START ENTRIES PROVIDED
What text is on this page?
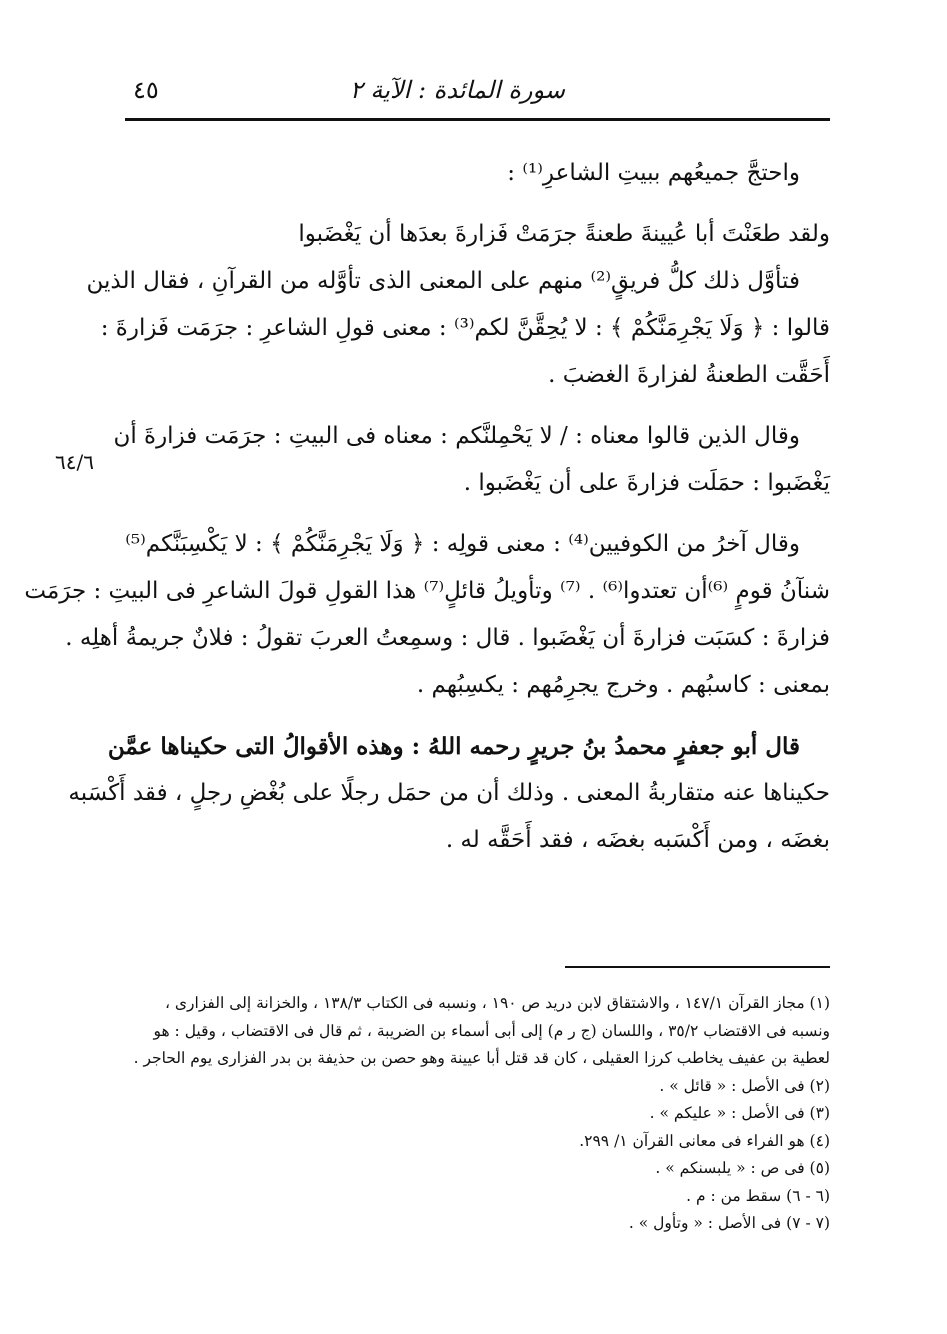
سورة المائدة : الآية ٢
٤٥
٦٤/٦
واحتجَّ جميعُهم ببيتِ الشاعرِ⁽¹⁾ :
ولقد طعَنْتَ أبا عُيينةَ طعنةً جرَمَتْ فَزارةَ بعدَها أن يَغْضَبوا
فتأوَّل ذلك كلُّ فريقٍ⁽²⁾ منهم على المعنى الذى تأوَّله من القرآنِ ، فقال الذين
قالوا : ﴿ وَلَا يَجْرِمَنَّكُمْ ﴾ : لا يُحِقَّنَّ لكم⁽³⁾ : معنى قولِ الشاعرِ : جرَمَت فَزارةَ :
أَحَقَّت الطعنةُ لفزارةَ الغضبَ .
وقال الذين قالوا معناه : / لا يَحْمِلنَّكم : معناه فى البيتِ : جرَمَت فزارةَ أن
يَغْضَبوا : حمَلَت فزارةَ على أن يَغْضَبوا .
وقال آخرُ من الكوفيين⁽⁴⁾ : معنى قولِه : ﴿ وَلَا يَجْرِمَنَّكُمْ ﴾ : لا يَكْسِبَنَّكم⁽⁵⁾
شنآنُ قومٍ ⁽⁶⁾أن تعتدوا⁽⁶⁾ . ⁽⁷⁾ وتأويلُ قائلٍ⁽⁷⁾ هذا القولِ قولَ الشاعرِ فى البيتِ : جرَمَت
فزارةَ : كسَبَت فزارةَ أن يَغْضَبوا . قال : وسمِعتُ العربَ تقولُ : فلانٌ جريمةُ أهلِه .
بمعنى : كاسبُهم . وخرج يجرِمُهم : يكسِبُهم .
قال أبو جعفرٍ محمدُ بنُ جريرٍ رحمه اللهُ : وهذه الأقوالُ التى حكيناها عمَّن
حكيناها عنه متقاربةُ المعنى . وذلك أن من حمَل رجلًا على بُغْضِ رجلٍ ، فقد أَكْسَبه
بغضَه ، ومن أَكْسَبه بغضَه ، فقد أَحَقَّه له .
(١) مجاز القرآن ١٤٧/١ ، والاشتقاق لابن دريد ص ١٩٠ ، ونسبه فى الكتاب ١٣٨/٣ ، والخزانة إلى الفزارى ،
ونسبه فى الاقتضاب ٣٥/٢ ، واللسان (ج ر م) إلى أبى أسماء بن الضريبة ، ثم قال فى الاقتضاب ، وقيل : هو
لعطية بن عفيف يخاطب كرزا العقيلى ، كان قد قتل أبا عيينة وهو حصن بن حذيفة بن بدر الفزارى يوم الحاجر .
(٢) فى الأصل : « قائل » .
(٣) فى الأصل : « عليكم » .
(٤) هو الفراء فى معانى القرآن ١/ ٢٩٩.
(٥) فى ص : « يلبسنكم » .
(٦ - ٦) سقط من : م .
(٧ - ٧) فى الأصل : « وتأول » .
END ENTRIES PROVIDED
Without the pictures, print the records in full, exactly as they appear.

What text is on this page?
سورة المائدة : الآية ٢
٤٥
٦٤/٦
واحتجَّ جميعُهم ببيتِ الشاعرِ⁽¹⁾ :
ولقد طعَنْتَ أبا عُيينةَ طعنةً جرَمَتْ فَزارةَ بعدَها أن يَغْضَبوا
فتأوَّل ذلك كلُّ فريقٍ⁽²⁾ منهم على المعنى الذى تأوَّله من القرآنِ ، فقال الذين
قالوا : ﴿ وَلَا يَجْرِمَنَّكُمْ ﴾ : لا يُحِقَّنَّ لكم⁽³⁾ : معنى قولِ الشاعرِ : جرَمَت فَزارةَ :
أَحَقَّت الطعنةُ لفزارةَ الغضبَ .
وقال الذين قالوا معناه : / لا يَحْمِلنَّكم : معناه فى البيتِ : جرَمَت فزارةَ أن
يَغْضَبوا : حمَلَت فزارةَ على أن يَغْضَبوا .
وقال آخرُ من الكوفيين⁽⁴⁾ : معنى قولِه : ﴿ وَلَا يَجْرِمَنَّكُمْ ﴾ : لا يَكْسِبَنَّكم⁽⁵⁾
شنآنُ قومٍ ⁽⁶⁾أن تعتدوا⁽⁶⁾ . ⁽⁷⁾ وتأويلُ قائلٍ⁽⁷⁾ هذا القولِ قولَ الشاعرِ فى البيتِ : جرَمَت
فزارةَ : كسَبَت فزارةَ أن يَغْضَبوا . قال : وسمِعتُ العربَ تقولُ : فلانٌ جريمةُ أهلِه .
بمعنى : كاسبُهم . وخرج يجرِمُهم : يكسِبُهم .
قال أبو جعفرٍ محمدُ بنُ جريرٍ رحمه اللهُ : وهذه الأقوالُ التى حكيناها عمَّن
حكيناها عنه متقاربةُ المعنى . وذلك أن من حمَل رجلًا على بُغْضِ رجلٍ ، فقد أَكْسَبه
بغضَه ، ومن أَكْسَبه بغضَه ، فقد أَحَقَّه له .
(١) مجاز القرآن ١٤٧/١ ، والاشتقاق لابن دريد ص ١٩٠ ، ونسبه فى الكتاب ١٣٨/٣ ، والخزانة إلى الفزارى ،
ونسبه فى الاقتضاب ٣٥/٢ ، واللسان (ج ر م) إلى أبى أسماء بن الضريبة ، ثم قال فى الاقتضاب ، وقيل : هو
لعطية بن عفيف يخاطب كرزا العقيلى ، كان قد قتل أبا عيينة وهو حصن بن حذيفة بن بدر الفزارى يوم الحاجر .
(٢) فى الأصل : « قائل » .
(٣) فى الأصل : « عليكم » .
(٤) هو الفراء فى معانى القرآن ١/ ٢٩٩.
(٥) فى ص : « يلبسنكم » .
(٦ - ٦) سقط من : م .
(٧ - ٧) فى الأصل : « وتأول » .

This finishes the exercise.